--- Extracted records ---
'''
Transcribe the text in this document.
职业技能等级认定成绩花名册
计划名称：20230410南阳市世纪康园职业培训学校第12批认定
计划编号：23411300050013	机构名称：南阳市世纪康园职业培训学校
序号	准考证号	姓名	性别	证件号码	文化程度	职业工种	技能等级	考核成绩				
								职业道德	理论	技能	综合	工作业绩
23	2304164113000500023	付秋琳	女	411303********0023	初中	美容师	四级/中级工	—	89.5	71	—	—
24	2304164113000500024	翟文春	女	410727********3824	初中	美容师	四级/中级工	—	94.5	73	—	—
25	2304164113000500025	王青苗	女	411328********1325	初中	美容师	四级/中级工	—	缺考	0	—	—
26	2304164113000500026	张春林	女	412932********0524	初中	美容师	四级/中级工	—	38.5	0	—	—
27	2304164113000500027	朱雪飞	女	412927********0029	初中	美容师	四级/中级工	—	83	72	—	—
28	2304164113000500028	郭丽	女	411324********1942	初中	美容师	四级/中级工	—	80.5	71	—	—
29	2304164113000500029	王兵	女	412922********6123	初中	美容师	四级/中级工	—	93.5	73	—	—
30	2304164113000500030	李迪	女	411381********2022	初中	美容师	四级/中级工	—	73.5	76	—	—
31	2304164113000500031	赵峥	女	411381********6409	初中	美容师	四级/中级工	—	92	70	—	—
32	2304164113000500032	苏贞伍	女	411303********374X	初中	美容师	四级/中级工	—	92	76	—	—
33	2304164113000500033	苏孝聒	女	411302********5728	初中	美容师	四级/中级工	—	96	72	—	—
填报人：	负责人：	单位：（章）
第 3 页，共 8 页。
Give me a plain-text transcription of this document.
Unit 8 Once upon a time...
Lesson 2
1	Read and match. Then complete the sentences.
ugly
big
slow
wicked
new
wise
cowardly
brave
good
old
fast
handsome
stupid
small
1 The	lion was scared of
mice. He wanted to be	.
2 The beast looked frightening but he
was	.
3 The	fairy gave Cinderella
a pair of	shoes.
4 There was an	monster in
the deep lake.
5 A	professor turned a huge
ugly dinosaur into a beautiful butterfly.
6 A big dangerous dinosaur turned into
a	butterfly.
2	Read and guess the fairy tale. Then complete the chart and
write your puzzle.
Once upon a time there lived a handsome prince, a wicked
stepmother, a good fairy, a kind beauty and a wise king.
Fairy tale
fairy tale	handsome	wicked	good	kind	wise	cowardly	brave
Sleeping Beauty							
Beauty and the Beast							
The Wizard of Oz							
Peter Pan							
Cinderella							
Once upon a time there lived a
'''
--- GOAL ---
In the entries above, find each line with the word "wise" and copy it.

--- EXERCISE ANSWER ---
wise
stepmother, a good fairy, a kind beauty and a wise king.
fairy tale	handsome	wicked	good	kind	wise	cowardly	brave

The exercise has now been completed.